**Problem requirements**
Copy the records below exactly, leaving out every picture.

——

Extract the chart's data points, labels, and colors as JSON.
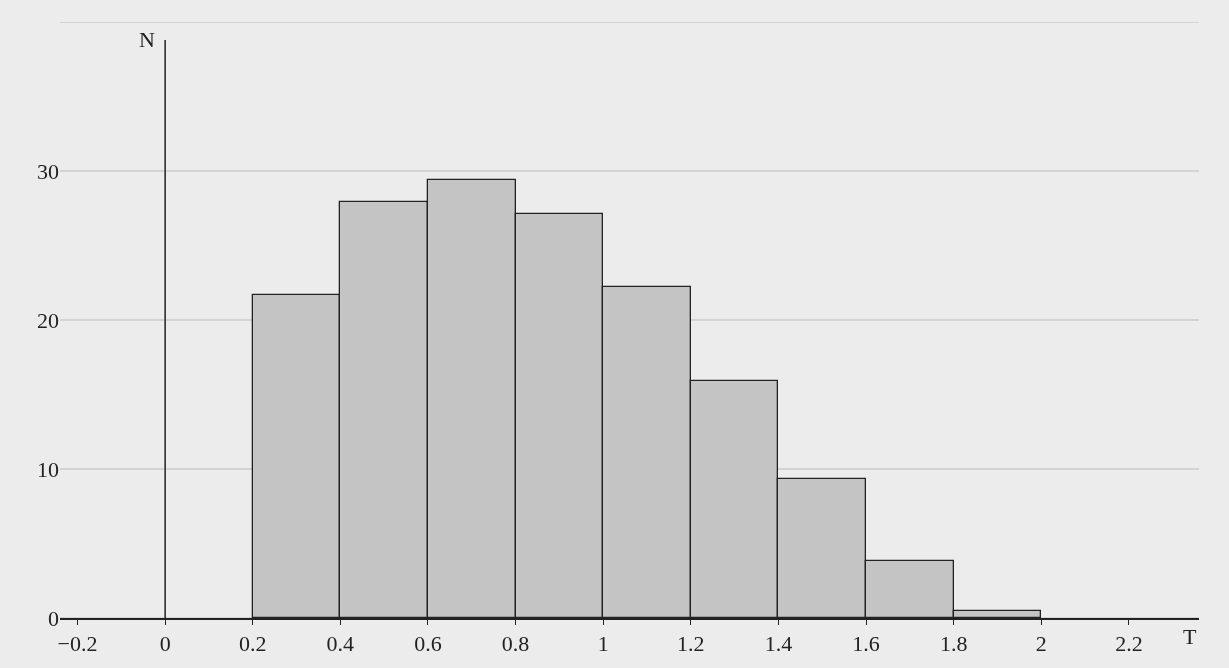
{
  "chart_data": {
    "type": "histogram",
    "xlabel": "T",
    "ylabel": "N",
    "bins": [
      0.2,
      0.4,
      0.6,
      0.8,
      1.0,
      1.2,
      1.4,
      1.6,
      1.8,
      2.0
    ],
    "values": [
      21.7,
      27.9,
      29.4,
      27.1,
      22.2,
      15.9,
      9.3,
      3.8,
      0.5
    ],
    "color": "#c4c4c4",
    "xlim": [
      -0.24,
      2.36
    ],
    "xticks": [
      {
        "value": -0.2,
        "label": "−0.2"
      },
      0,
      0.2,
      0.4,
      0.6,
      0.8,
      1,
      1.2,
      1.4,
      1.6,
      1.8,
      2,
      2.2
    ],
    "ylim": [
      0,
      40
    ],
    "yticks": [
      0,
      10,
      20,
      30,
      {
        "value": 40,
        "label": null
      }
    ],
    "grid": "y"
  }
}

——

**Response to this exercise**
Extract the chart's data points, labels, and colors as JSON.
{
  "chart_data": {
    "type": "histogram",
    "xlabel": "T",
    "ylabel": "N",
    "bins": [
      0.2,
      0.4,
      0.6,
      0.8,
      1.0,
      1.2,
      1.4,
      1.6,
      1.8,
      2.0
    ],
    "values": [
      21.7,
      27.9,
      29.4,
      27.1,
      22.2,
      15.9,
      9.3,
      3.8,
      0.5
    ],
    "color": "#c4c4c4",
    "xlim": [
      -0.24,
      2.36
    ],
    "xticks": [
      {
        "value": -0.2,
        "label": "−0.2"
      },
      0,
      0.2,
      0.4,
      0.6,
      0.8,
      1,
      1.2,
      1.4,
      1.6,
      1.8,
      2,
      2.2
    ],
    "ylim": [
      0,
      40
    ],
    "yticks": [
      0,
      10,
      20,
      30,
      {
        "value": 40,
        "label": null
      }
    ],
    "grid": "y"
  }
}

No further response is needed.